BRIEF:
Your answer should be one number: how many lines of the data include the string "name"?

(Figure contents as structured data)
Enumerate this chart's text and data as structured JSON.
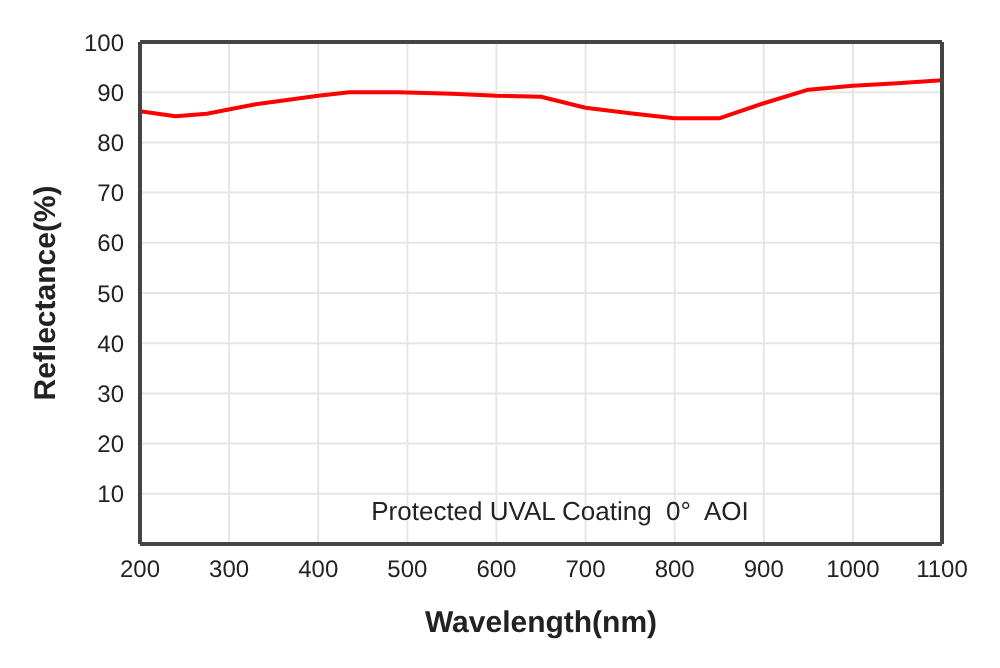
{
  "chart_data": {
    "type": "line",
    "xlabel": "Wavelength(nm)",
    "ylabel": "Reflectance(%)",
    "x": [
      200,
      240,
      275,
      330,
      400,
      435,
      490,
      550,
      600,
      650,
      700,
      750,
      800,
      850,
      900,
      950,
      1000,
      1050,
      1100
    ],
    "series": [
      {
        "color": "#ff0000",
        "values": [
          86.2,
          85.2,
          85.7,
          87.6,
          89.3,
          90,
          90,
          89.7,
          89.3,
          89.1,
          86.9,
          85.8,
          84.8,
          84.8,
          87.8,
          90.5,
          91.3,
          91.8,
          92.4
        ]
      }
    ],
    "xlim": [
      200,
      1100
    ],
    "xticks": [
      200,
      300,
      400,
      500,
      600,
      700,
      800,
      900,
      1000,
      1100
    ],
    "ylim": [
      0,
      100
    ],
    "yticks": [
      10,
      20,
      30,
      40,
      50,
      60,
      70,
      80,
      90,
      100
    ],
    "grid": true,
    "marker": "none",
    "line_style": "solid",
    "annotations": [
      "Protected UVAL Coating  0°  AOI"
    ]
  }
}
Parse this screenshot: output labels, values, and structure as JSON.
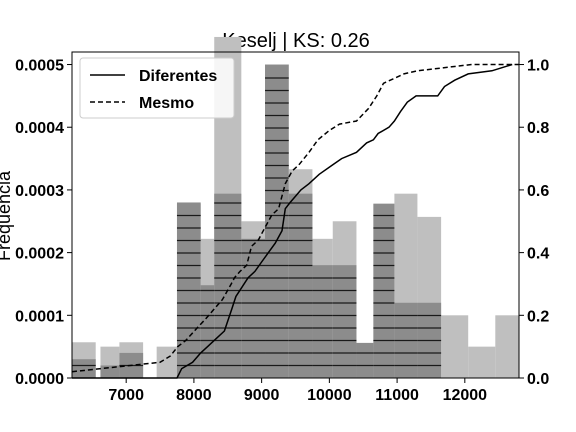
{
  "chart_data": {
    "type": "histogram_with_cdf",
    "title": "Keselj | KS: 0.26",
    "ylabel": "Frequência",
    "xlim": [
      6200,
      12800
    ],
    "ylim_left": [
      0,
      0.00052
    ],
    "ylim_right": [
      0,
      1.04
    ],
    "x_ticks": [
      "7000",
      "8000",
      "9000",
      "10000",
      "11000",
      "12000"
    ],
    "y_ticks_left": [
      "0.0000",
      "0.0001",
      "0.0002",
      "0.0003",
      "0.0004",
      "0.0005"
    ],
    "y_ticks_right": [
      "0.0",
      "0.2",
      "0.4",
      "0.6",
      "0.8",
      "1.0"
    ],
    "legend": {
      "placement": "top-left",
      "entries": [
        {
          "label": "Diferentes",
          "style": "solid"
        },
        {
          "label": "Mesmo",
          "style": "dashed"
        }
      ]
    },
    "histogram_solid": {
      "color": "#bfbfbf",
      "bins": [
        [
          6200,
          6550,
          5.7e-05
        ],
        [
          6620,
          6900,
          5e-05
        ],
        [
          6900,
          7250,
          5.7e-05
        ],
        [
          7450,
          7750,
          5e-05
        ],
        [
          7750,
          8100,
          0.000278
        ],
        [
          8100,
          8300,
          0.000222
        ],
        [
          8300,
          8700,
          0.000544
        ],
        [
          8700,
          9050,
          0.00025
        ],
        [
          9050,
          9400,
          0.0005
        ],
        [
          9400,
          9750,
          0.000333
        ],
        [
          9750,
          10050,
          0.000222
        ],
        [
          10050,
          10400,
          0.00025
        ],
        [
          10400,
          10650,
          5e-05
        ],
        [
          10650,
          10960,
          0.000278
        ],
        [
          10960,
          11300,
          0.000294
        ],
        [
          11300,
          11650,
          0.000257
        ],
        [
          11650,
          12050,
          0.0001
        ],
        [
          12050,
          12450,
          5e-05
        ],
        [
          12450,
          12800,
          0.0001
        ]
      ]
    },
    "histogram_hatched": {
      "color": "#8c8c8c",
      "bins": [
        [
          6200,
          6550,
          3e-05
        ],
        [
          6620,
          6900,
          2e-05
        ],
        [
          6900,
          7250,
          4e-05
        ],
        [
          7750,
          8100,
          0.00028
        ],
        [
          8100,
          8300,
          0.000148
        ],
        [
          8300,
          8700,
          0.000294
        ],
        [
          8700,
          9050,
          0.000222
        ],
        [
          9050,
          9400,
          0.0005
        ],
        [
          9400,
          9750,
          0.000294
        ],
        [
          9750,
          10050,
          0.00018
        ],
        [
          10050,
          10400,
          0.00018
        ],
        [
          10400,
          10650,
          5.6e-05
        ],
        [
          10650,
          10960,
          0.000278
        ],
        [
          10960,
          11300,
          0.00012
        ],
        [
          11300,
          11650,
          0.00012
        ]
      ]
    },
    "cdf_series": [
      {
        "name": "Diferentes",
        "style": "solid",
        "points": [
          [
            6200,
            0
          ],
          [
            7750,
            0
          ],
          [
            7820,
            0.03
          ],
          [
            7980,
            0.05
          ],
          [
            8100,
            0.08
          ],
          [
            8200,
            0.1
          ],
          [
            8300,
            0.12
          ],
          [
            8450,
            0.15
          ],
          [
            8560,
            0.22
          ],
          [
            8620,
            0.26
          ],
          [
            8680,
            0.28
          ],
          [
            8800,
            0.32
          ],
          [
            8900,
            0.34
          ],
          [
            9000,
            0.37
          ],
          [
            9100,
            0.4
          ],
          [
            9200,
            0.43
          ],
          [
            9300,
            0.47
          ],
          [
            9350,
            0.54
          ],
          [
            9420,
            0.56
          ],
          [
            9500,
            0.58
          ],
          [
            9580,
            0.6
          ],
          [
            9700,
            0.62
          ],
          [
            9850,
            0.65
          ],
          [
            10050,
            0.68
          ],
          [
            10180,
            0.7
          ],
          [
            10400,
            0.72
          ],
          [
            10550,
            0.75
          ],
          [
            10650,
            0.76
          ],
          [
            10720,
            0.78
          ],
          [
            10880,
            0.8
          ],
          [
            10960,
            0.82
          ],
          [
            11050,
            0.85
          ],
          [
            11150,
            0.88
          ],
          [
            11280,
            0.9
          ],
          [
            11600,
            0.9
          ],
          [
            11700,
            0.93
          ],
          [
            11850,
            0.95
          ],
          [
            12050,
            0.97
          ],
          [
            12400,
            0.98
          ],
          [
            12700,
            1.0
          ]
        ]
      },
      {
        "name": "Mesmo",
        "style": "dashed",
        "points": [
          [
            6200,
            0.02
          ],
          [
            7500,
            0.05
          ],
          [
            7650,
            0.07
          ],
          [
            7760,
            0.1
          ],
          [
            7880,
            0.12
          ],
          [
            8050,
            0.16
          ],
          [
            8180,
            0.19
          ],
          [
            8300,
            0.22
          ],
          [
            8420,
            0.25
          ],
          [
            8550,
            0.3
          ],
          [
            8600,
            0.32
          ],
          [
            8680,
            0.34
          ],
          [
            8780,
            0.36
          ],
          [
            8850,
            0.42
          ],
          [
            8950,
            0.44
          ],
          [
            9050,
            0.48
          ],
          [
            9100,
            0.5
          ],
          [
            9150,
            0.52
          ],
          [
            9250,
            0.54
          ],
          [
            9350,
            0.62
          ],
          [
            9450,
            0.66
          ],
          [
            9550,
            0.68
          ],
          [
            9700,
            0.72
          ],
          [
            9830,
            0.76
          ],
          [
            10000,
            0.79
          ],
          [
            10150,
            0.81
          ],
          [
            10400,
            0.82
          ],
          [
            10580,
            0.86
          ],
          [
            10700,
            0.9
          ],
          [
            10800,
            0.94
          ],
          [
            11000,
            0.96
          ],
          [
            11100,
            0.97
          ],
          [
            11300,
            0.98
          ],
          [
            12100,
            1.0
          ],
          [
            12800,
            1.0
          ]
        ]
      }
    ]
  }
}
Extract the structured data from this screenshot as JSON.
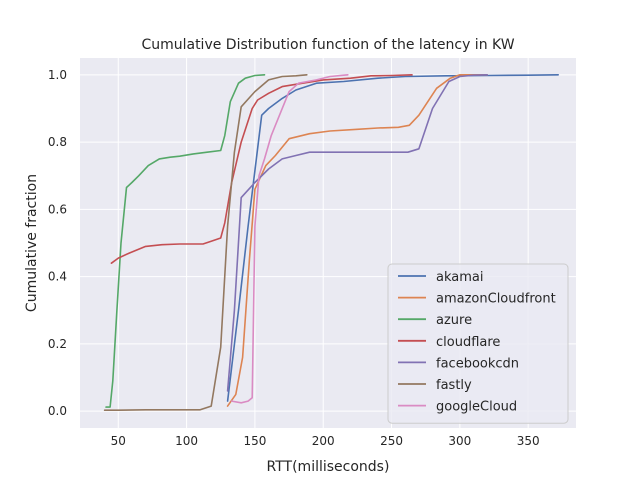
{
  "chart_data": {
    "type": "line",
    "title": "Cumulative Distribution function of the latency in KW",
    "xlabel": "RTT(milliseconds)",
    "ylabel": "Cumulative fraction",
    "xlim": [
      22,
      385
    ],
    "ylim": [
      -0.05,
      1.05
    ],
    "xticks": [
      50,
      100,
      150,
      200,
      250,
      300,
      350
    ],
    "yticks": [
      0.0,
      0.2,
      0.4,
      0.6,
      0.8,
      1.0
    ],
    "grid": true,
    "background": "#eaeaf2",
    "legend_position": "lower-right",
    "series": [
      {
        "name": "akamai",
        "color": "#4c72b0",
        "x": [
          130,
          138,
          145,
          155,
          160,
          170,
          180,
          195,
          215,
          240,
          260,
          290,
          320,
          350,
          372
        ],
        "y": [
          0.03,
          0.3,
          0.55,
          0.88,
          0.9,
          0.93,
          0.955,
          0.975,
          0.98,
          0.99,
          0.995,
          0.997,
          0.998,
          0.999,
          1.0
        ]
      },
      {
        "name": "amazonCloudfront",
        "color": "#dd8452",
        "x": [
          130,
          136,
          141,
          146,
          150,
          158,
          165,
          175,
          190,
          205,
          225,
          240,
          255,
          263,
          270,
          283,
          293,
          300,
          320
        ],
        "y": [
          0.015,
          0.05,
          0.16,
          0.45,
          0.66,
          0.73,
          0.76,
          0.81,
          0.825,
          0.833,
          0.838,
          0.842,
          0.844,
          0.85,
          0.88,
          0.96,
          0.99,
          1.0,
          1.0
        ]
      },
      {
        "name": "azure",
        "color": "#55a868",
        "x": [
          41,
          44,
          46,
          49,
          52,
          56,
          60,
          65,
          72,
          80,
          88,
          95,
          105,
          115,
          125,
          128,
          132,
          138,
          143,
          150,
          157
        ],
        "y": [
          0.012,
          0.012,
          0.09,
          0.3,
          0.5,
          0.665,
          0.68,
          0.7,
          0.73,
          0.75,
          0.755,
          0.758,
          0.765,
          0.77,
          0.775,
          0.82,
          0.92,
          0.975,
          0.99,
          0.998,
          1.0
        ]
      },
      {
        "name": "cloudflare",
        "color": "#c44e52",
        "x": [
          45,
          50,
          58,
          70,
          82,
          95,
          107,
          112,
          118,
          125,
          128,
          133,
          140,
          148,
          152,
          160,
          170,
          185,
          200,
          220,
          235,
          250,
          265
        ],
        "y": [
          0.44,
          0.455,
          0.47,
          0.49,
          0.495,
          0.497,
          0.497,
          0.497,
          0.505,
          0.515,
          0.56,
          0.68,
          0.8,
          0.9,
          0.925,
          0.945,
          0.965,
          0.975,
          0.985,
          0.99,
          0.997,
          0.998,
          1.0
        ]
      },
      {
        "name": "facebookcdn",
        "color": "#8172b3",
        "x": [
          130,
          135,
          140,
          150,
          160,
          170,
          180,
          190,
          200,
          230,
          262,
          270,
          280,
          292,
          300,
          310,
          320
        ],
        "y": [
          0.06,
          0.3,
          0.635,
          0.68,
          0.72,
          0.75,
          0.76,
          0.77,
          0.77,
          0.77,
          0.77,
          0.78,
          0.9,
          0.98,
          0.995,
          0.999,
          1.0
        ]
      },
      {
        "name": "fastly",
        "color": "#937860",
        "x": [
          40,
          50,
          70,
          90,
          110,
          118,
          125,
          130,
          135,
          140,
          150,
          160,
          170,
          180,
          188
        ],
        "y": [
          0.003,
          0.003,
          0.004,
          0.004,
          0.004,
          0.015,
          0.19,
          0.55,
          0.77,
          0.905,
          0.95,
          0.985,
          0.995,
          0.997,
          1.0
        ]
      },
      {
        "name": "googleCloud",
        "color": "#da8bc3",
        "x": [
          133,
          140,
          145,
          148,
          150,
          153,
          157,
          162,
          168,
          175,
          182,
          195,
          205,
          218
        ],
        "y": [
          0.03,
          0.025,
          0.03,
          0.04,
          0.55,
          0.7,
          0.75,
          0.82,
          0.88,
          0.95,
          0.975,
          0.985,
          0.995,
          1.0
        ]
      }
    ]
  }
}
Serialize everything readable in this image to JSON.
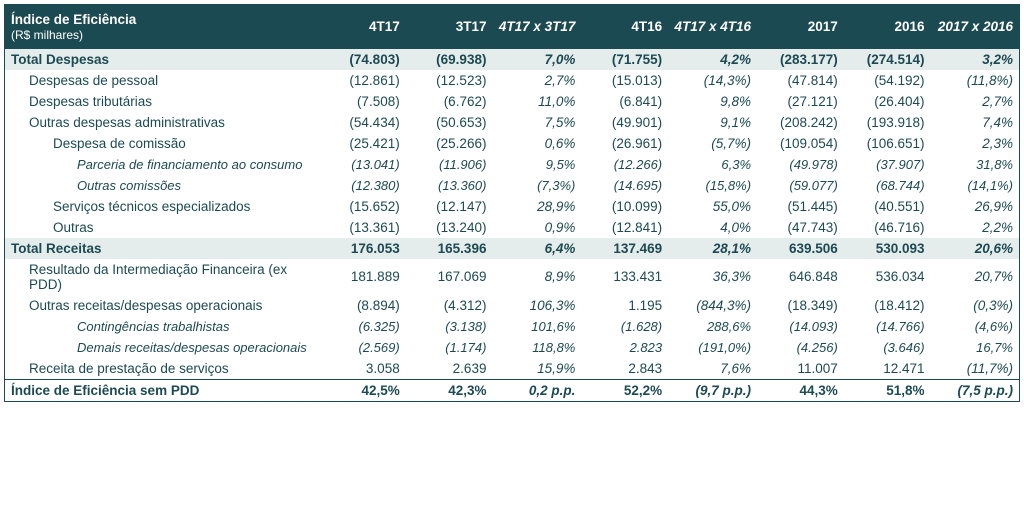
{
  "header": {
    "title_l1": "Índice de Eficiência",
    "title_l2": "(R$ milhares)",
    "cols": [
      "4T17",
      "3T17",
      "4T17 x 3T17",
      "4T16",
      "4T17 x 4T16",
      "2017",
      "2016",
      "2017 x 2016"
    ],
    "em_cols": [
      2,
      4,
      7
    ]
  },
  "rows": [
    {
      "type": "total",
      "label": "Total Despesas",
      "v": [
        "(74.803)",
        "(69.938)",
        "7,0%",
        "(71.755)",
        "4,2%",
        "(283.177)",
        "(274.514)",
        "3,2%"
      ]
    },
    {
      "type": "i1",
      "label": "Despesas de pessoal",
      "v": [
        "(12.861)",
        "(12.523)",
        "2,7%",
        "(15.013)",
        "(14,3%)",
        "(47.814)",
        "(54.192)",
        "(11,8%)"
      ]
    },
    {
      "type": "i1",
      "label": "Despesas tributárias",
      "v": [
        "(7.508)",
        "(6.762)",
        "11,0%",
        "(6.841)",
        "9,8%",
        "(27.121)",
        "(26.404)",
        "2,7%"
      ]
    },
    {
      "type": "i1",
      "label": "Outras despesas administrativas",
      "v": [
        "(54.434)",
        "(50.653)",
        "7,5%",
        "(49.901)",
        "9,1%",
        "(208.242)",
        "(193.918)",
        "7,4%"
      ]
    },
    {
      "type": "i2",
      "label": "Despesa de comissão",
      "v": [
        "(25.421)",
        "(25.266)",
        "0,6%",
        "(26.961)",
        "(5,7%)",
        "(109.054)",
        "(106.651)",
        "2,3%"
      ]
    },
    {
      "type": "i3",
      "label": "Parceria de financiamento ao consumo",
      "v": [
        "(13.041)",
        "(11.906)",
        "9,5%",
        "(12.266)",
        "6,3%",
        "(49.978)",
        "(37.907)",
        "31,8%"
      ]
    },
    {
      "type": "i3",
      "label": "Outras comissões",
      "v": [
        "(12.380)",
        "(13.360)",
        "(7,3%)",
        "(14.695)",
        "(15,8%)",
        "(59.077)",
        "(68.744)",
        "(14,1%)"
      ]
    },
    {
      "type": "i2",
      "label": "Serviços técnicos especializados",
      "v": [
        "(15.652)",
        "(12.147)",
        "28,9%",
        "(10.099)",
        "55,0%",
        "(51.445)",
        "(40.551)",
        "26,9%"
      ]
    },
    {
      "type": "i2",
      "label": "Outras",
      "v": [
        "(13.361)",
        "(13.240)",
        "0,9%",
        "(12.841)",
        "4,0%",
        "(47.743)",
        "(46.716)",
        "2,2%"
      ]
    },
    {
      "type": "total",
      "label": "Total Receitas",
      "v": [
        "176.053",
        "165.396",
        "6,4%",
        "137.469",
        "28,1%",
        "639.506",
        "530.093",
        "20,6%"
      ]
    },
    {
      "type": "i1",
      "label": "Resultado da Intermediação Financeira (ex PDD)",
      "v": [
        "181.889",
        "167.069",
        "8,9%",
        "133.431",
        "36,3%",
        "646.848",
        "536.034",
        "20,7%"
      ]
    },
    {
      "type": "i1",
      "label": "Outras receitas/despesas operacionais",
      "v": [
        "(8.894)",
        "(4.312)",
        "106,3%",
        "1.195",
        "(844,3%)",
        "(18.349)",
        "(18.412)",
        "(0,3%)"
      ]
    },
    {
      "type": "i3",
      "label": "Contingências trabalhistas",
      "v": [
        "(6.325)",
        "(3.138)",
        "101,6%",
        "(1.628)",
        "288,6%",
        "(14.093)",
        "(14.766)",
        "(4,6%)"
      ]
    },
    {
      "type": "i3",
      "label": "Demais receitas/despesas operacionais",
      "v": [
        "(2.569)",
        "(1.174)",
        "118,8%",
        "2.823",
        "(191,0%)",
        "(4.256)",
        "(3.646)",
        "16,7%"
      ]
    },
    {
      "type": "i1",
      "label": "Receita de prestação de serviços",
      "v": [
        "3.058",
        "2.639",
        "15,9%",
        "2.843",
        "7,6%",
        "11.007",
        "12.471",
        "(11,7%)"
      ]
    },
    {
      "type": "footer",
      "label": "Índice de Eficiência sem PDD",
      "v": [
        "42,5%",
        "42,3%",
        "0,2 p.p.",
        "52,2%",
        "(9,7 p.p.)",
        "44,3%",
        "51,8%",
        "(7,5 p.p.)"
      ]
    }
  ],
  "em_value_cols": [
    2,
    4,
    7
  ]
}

RESULT FOR THIS TASK:
9